[Figure record listings]
----------------

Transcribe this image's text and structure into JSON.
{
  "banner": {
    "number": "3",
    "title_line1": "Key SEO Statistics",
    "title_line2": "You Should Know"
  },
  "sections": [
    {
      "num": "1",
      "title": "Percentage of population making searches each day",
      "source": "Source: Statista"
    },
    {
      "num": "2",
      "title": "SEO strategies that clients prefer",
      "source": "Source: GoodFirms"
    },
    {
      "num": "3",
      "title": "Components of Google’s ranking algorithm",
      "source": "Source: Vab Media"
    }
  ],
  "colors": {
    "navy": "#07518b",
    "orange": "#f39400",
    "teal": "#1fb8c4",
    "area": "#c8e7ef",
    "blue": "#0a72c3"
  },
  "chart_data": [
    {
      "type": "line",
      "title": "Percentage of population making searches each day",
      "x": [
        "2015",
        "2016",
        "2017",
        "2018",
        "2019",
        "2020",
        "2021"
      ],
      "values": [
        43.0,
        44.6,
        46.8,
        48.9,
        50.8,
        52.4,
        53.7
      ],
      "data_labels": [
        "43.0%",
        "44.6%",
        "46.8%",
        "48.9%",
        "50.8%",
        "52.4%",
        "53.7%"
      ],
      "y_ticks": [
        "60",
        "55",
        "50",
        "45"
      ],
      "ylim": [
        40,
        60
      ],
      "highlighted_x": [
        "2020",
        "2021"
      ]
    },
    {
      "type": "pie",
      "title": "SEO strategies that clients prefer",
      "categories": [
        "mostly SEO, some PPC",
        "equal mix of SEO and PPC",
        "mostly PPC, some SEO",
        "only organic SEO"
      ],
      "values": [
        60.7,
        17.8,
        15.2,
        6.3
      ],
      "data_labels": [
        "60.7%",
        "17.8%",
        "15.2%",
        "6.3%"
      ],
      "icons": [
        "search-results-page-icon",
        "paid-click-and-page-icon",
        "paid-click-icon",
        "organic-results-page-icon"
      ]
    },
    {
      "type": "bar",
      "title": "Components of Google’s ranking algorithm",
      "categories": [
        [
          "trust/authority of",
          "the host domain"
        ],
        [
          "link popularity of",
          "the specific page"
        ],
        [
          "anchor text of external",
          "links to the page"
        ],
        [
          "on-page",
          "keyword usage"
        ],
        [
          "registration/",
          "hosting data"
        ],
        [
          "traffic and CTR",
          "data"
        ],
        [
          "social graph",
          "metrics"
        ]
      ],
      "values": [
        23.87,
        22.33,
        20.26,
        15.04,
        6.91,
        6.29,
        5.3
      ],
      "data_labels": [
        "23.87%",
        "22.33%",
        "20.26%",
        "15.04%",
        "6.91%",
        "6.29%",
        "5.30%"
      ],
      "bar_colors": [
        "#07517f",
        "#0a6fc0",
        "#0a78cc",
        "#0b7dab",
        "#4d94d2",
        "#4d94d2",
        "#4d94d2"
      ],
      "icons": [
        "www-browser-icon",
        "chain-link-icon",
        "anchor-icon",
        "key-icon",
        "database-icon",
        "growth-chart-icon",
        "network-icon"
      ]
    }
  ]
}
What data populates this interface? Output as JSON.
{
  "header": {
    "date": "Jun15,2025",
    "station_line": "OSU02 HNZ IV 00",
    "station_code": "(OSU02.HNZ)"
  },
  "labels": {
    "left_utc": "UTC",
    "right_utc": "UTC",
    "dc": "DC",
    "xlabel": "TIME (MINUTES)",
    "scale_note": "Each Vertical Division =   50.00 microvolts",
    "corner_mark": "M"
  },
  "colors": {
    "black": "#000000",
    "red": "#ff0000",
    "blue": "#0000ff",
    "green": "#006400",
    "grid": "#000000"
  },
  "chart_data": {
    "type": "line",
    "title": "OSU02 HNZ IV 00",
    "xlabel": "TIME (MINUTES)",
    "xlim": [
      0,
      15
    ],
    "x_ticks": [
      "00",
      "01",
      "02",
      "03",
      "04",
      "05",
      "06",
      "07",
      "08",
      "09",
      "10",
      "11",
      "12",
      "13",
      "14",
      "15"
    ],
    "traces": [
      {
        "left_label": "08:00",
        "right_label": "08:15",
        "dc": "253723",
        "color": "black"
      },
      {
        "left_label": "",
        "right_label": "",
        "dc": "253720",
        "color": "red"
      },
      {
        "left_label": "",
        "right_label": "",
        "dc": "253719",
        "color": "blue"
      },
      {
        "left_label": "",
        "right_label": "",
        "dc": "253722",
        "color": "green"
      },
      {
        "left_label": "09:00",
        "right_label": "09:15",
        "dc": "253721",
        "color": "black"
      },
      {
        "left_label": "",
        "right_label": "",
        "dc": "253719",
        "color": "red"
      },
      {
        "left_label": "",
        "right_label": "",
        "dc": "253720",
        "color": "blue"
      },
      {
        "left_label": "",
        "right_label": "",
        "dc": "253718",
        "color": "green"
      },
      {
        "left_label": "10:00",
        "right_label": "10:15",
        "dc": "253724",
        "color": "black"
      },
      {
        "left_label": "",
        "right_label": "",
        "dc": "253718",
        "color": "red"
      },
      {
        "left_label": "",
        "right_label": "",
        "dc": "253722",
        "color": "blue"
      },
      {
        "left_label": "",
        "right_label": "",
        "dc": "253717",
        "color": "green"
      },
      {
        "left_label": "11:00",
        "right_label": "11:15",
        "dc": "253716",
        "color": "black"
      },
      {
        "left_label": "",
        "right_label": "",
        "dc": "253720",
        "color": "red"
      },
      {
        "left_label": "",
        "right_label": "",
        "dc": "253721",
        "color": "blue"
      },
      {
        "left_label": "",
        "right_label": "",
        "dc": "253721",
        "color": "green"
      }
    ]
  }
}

----------------

| Written task |
Pull out all lines from the entries above that include the word "this".

| Answer to the problem |
Transcribe this image's text and structure into JSON.
What data populates this interface? Output as JSON.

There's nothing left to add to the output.